WHAT TO WORK ON: Reproduce all of the data that follows, character for character.

Dataset items:
——————

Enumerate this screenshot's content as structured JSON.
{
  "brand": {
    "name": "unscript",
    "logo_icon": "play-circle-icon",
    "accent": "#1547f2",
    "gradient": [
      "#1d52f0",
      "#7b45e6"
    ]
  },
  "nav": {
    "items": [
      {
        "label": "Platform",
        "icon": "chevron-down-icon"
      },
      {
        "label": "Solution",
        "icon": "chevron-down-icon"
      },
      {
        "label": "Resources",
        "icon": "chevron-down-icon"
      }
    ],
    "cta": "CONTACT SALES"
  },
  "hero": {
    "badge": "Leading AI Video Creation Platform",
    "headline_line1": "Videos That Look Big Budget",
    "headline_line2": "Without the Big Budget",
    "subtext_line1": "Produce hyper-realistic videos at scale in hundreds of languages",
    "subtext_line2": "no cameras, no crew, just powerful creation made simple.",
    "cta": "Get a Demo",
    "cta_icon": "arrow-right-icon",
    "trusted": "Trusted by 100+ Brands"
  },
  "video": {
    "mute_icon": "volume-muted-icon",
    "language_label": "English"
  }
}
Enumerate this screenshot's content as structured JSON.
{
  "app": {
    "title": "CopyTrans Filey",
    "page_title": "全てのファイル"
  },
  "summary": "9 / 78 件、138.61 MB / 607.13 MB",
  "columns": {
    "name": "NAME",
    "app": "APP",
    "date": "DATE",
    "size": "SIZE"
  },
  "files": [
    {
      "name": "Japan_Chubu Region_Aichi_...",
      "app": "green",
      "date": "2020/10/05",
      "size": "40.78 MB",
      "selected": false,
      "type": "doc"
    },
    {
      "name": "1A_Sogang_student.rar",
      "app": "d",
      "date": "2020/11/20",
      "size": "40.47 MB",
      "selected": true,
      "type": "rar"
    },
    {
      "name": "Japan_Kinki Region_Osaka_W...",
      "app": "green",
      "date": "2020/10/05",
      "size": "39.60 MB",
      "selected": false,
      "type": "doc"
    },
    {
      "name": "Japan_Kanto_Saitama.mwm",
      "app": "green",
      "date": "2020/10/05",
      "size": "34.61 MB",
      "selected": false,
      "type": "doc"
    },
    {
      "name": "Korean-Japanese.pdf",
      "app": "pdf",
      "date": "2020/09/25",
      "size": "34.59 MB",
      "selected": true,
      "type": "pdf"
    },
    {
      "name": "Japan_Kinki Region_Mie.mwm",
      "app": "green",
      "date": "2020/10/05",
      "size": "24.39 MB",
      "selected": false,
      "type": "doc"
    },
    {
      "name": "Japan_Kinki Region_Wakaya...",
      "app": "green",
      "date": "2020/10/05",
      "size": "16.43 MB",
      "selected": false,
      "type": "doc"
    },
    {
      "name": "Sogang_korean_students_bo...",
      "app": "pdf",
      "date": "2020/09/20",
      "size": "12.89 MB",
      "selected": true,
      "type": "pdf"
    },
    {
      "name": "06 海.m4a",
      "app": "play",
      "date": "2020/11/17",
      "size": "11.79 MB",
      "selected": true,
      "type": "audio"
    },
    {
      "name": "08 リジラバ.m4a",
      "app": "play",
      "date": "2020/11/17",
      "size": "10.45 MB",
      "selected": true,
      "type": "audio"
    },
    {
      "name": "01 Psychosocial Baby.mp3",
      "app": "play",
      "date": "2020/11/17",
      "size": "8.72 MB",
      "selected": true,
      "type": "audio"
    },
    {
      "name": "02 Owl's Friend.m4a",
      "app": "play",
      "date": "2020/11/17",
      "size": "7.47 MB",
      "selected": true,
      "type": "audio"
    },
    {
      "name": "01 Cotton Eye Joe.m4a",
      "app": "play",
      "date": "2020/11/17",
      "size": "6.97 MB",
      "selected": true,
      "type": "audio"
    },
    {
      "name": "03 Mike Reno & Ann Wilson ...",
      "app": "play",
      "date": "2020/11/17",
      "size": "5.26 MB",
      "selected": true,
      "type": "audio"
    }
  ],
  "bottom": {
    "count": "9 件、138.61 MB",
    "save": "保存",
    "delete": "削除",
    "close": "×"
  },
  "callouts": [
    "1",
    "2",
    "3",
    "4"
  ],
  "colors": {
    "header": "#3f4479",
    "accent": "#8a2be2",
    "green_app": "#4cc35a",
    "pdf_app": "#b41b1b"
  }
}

——————

FULL ANSWER:
Enumerate this screenshot's content as structured JSON.
{
  "brand": {
    "name": "unscript",
    "logo_icon": "play-circle-icon",
    "accent": "#1547f2",
    "gradient": [
      "#1d52f0",
      "#7b45e6"
    ]
  },
  "nav": {
    "items": [
      {
        "label": "Platform",
        "icon": "chevron-down-icon"
      },
      {
        "label": "Solution",
        "icon": "chevron-down-icon"
      },
      {
        "label": "Resources",
        "icon": "chevron-down-icon"
      }
    ],
    "cta": "CONTACT SALES"
  },
  "hero": {
    "badge": "Leading AI Video Creation Platform",
    "headline_line1": "Videos That Look Big Budget",
    "headline_line2": "Without the Big Budget",
    "subtext_line1": "Produce hyper-realistic videos at scale in hundreds of languages",
    "subtext_line2": "no cameras, no crew, just powerful creation made simple.",
    "cta": "Get a Demo",
    "cta_icon": "arrow-right-icon",
    "trusted": "Trusted by 100+ Brands"
  },
  "video": {
    "mute_icon": "volume-muted-icon",
    "language_label": "English"
  }
}
Enumerate this screenshot's content as structured JSON.
{
  "app": {
    "title": "CopyTrans Filey",
    "page_title": "全てのファイル"
  },
  "summary": "9 / 78 件、138.61 MB / 607.13 MB",
  "columns": {
    "name": "NAME",
    "app": "APP",
    "date": "DATE",
    "size": "SIZE"
  },
  "files": [
    {
      "name": "Japan_Chubu Region_Aichi_...",
      "app": "green",
      "date": "2020/10/05",
      "size": "40.78 MB",
      "selected": false,
      "type": "doc"
    },
    {
      "name": "1A_Sogang_student.rar",
      "app": "d",
      "date": "2020/11/20",
      "size": "40.47 MB",
      "selected": true,
      "type": "rar"
    },
    {
      "name": "Japan_Kinki Region_Osaka_W...",
      "app": "green",
      "date": "2020/10/05",
      "size": "39.60 MB",
      "selected": false,
      "type": "doc"
    },
    {
      "name": "Japan_Kanto_Saitama.mwm",
      "app": "green",
      "date": "2020/10/05",
      "size": "34.61 MB",
      "selected": false,
      "type": "doc"
    },
    {
      "name": "Korean-Japanese.pdf",
      "app": "pdf",
      "date": "2020/09/25",
      "size": "34.59 MB",
      "selected": true,
      "type": "pdf"
    },
    {
      "name": "Japan_Kinki Region_Mie.mwm",
      "app": "green",
      "date": "2020/10/05",
      "size": "24.39 MB",
      "selected": false,
      "type": "doc"
    },
    {
      "name": "Japan_Kinki Region_Wakaya...",
      "app": "green",
      "date": "2020/10/05",
      "size": "16.43 MB",
      "selected": false,
      "type": "doc"
    },
    {
      "name": "Sogang_korean_students_bo...",
      "app": "pdf",
      "date": "2020/09/20",
      "size": "12.89 MB",
      "selected": true,
      "type": "pdf"
    },
    {
      "name": "06 海.m4a",
      "app": "play",
      "date": "2020/11/17",
      "size": "11.79 MB",
      "selected": true,
      "type": "audio"
    },
    {
      "name": "08 リジラバ.m4a",
      "app": "play",
      "date": "2020/11/17",
      "size": "10.45 MB",
      "selected": true,
      "type": "audio"
    },
    {
      "name": "01 Psychosocial Baby.mp3",
      "app": "play",
      "date": "2020/11/17",
      "size": "8.72 MB",
      "selected": true,
      "type": "audio"
    },
    {
      "name": "02 Owl's Friend.m4a",
      "app": "play",
      "date": "2020/11/17",
      "size": "7.47 MB",
      "selected": true,
      "type": "audio"
    },
    {
      "name": "01 Cotton Eye Joe.m4a",
      "app": "play",
      "date": "2020/11/17",
      "size": "6.97 MB",
      "selected": true,
      "type": "audio"
    },
    {
      "name": "03 Mike Reno & Ann Wilson ...",
      "app": "play",
      "date": "2020/11/17",
      "size": "5.26 MB",
      "selected": true,
      "type": "audio"
    }
  ],
  "bottom": {
    "count": "9 件、138.61 MB",
    "save": "保存",
    "delete": "削除",
    "close": "×"
  },
  "callouts": [
    "1",
    "2",
    "3",
    "4"
  ],
  "colors": {
    "header": "#3f4479",
    "accent": "#8a2be2",
    "green_app": "#4cc35a",
    "pdf_app": "#b41b1b"
  }
}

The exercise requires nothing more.